» **ACTIVITY**
Tally the lines in the entries where the string "Benutzen" appears, and write only the total.

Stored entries

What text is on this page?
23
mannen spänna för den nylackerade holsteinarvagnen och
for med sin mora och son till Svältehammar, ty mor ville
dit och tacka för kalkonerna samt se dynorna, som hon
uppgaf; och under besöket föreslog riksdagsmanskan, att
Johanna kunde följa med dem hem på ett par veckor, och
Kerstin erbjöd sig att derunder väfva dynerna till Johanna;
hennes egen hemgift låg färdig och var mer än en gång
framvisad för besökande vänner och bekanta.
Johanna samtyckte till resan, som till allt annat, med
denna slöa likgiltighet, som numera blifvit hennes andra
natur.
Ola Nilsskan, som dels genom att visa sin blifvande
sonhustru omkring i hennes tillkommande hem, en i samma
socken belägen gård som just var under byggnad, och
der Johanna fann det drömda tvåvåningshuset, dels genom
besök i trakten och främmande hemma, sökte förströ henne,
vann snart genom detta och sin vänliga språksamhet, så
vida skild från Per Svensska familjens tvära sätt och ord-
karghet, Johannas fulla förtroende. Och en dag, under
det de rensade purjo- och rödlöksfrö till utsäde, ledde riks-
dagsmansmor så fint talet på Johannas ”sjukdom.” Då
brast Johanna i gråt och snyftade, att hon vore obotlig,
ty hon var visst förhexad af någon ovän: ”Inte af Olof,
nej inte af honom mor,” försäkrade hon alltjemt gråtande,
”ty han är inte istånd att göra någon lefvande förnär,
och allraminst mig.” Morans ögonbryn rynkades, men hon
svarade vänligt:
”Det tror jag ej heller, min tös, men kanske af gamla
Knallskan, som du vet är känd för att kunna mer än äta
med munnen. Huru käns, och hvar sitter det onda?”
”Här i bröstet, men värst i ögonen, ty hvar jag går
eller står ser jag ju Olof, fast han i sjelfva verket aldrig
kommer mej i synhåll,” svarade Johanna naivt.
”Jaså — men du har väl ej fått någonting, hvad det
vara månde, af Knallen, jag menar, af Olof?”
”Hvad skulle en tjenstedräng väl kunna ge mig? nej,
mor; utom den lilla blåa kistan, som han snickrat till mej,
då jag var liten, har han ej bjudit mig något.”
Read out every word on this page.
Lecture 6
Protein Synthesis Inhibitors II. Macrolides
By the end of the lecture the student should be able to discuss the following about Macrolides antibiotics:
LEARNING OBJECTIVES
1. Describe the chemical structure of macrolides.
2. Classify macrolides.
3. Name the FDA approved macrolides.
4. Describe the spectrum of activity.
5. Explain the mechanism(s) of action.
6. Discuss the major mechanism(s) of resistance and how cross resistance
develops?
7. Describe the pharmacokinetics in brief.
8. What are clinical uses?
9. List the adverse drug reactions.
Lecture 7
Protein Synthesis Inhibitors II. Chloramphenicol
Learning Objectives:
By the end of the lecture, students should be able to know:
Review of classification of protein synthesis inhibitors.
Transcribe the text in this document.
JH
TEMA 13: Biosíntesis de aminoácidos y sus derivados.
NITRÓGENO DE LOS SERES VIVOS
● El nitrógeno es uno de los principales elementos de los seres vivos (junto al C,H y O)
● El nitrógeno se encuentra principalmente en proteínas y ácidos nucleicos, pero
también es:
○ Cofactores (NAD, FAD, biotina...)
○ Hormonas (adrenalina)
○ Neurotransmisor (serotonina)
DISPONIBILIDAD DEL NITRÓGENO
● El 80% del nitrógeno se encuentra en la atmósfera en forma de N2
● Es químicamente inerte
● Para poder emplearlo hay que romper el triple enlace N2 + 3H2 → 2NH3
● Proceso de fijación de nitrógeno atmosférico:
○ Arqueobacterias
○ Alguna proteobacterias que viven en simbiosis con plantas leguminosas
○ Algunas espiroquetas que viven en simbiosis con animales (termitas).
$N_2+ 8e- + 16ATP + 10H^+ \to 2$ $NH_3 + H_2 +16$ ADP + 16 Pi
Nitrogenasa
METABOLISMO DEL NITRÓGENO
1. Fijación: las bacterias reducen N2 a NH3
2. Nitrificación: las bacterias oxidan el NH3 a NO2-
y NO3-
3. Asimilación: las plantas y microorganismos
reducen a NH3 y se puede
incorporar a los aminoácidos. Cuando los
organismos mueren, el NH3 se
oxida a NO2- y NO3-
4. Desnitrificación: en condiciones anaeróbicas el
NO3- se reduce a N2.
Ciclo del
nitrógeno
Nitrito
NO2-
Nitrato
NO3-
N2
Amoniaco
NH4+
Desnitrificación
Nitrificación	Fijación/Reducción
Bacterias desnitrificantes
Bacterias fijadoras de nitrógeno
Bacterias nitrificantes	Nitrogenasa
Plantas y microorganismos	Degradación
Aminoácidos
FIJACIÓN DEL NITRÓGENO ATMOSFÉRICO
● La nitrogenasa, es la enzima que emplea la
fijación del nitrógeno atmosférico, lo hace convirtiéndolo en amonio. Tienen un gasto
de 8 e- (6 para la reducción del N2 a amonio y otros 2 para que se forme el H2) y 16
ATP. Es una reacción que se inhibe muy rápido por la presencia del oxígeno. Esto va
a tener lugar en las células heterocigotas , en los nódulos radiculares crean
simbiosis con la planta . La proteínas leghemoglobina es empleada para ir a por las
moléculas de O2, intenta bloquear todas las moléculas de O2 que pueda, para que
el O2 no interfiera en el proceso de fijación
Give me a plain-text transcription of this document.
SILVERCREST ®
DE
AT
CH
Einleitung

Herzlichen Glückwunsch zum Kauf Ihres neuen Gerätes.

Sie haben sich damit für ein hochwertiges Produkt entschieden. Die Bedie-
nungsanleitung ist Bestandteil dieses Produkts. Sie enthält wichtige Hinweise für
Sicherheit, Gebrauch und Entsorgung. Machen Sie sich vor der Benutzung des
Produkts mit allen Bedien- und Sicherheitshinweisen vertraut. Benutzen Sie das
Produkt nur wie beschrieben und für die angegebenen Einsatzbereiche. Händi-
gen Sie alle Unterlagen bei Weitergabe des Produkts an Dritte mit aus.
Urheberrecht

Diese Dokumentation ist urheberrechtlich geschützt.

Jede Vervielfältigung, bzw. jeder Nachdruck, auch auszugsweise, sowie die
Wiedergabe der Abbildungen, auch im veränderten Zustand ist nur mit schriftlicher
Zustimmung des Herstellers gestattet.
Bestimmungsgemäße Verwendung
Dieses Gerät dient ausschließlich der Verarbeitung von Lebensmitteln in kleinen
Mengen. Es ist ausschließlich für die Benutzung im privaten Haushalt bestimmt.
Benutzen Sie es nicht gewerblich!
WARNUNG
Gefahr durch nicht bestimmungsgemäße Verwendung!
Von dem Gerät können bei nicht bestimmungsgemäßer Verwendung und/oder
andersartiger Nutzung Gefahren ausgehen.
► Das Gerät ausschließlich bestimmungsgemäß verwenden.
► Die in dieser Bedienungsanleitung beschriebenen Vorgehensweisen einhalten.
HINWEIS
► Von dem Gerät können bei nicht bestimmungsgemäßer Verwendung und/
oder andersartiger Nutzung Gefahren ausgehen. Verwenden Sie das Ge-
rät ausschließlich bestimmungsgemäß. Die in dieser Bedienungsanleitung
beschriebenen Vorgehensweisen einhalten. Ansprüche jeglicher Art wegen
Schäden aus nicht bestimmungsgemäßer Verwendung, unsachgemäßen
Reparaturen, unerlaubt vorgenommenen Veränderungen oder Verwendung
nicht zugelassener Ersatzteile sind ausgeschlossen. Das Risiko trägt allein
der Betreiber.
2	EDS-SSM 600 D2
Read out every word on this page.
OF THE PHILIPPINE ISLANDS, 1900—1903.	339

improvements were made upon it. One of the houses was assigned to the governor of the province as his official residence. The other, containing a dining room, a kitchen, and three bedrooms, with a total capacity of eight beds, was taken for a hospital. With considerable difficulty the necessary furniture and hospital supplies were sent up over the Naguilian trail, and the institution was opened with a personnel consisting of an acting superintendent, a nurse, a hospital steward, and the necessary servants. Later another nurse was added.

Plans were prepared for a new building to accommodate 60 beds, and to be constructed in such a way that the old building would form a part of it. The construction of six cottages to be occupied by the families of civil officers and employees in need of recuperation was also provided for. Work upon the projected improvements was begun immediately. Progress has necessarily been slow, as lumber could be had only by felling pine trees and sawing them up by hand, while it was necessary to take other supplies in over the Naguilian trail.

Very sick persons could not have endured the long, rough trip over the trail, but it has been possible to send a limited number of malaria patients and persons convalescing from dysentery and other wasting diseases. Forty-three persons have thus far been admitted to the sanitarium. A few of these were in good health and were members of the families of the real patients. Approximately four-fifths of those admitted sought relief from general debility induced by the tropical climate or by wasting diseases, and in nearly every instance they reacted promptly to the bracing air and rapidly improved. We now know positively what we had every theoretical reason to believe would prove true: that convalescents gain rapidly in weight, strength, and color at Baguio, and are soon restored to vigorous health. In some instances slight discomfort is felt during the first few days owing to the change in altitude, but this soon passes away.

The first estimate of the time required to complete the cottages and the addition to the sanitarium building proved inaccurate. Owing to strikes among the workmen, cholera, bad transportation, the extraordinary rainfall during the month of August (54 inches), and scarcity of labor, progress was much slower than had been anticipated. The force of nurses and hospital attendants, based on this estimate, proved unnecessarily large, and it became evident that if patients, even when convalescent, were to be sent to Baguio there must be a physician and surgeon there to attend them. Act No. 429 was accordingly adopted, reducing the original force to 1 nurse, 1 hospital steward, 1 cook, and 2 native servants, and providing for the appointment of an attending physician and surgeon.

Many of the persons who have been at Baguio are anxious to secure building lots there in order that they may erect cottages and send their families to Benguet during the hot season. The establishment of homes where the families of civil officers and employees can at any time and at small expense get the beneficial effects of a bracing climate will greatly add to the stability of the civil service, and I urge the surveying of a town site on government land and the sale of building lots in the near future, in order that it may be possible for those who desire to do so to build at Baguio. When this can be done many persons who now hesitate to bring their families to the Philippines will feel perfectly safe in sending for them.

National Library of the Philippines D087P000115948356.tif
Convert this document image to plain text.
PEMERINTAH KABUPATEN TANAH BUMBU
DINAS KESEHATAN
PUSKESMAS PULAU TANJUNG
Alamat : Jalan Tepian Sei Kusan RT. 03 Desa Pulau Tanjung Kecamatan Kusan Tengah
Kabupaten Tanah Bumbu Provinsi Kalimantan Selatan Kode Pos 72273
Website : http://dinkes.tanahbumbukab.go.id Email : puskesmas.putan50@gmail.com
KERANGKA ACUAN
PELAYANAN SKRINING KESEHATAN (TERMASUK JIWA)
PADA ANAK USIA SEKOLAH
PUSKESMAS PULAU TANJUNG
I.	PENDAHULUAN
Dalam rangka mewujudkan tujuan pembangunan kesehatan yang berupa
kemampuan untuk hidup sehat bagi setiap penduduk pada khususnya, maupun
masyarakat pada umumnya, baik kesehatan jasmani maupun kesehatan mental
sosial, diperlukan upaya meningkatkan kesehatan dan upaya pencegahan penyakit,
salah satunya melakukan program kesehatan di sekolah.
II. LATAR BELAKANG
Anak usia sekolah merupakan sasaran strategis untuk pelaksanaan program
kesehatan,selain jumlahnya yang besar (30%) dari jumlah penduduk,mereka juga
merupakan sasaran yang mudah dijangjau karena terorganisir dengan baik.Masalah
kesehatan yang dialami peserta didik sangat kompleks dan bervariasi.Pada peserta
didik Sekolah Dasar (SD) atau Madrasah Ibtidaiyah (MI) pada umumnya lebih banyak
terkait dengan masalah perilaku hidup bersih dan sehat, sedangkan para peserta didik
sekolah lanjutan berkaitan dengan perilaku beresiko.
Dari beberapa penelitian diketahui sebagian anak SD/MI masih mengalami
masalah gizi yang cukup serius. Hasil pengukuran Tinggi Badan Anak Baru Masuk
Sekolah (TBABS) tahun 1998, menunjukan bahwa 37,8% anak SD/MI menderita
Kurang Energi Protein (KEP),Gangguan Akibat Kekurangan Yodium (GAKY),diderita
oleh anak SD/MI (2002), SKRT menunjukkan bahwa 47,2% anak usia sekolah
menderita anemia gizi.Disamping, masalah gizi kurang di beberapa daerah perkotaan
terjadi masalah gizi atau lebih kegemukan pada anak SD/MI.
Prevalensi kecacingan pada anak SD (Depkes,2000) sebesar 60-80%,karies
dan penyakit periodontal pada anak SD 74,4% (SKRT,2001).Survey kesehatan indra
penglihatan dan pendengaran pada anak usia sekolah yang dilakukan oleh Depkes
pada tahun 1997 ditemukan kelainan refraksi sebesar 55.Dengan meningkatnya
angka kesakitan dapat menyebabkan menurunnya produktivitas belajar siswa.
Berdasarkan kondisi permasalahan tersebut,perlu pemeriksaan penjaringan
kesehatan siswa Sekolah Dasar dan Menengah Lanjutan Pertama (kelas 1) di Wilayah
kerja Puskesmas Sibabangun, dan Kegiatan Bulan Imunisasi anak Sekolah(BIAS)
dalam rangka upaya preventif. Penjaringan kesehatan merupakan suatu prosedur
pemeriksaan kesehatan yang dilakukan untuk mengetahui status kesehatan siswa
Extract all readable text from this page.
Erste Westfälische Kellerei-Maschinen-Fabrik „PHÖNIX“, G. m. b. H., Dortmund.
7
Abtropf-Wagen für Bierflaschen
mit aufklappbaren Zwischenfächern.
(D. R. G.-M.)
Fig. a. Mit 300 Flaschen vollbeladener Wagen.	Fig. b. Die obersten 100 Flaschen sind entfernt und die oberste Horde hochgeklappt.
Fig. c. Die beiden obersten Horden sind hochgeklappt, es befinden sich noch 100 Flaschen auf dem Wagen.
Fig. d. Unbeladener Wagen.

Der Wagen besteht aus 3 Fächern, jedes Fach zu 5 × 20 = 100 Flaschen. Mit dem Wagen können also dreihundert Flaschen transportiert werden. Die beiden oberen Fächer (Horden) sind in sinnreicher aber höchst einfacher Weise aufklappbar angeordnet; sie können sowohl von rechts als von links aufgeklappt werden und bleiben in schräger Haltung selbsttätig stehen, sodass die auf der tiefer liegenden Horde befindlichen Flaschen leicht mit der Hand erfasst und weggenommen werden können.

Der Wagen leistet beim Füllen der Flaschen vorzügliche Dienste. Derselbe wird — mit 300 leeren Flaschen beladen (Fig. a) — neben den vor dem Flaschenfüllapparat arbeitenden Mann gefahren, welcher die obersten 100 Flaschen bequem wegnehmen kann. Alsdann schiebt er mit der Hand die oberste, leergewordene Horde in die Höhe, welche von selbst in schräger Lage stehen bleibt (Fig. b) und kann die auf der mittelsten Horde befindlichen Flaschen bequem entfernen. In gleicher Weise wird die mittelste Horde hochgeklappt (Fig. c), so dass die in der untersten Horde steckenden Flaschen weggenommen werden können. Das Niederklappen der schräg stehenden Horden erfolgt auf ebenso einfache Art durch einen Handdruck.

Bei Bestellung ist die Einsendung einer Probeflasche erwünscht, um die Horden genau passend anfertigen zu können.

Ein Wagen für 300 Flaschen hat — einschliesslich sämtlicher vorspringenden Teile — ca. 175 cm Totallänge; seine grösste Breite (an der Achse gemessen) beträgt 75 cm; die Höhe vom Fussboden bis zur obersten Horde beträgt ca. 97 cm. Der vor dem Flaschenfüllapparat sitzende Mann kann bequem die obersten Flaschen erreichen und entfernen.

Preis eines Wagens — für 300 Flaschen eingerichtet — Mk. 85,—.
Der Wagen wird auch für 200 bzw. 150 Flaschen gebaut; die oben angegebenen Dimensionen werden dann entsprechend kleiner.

» **WRITTEN ANSWER**
2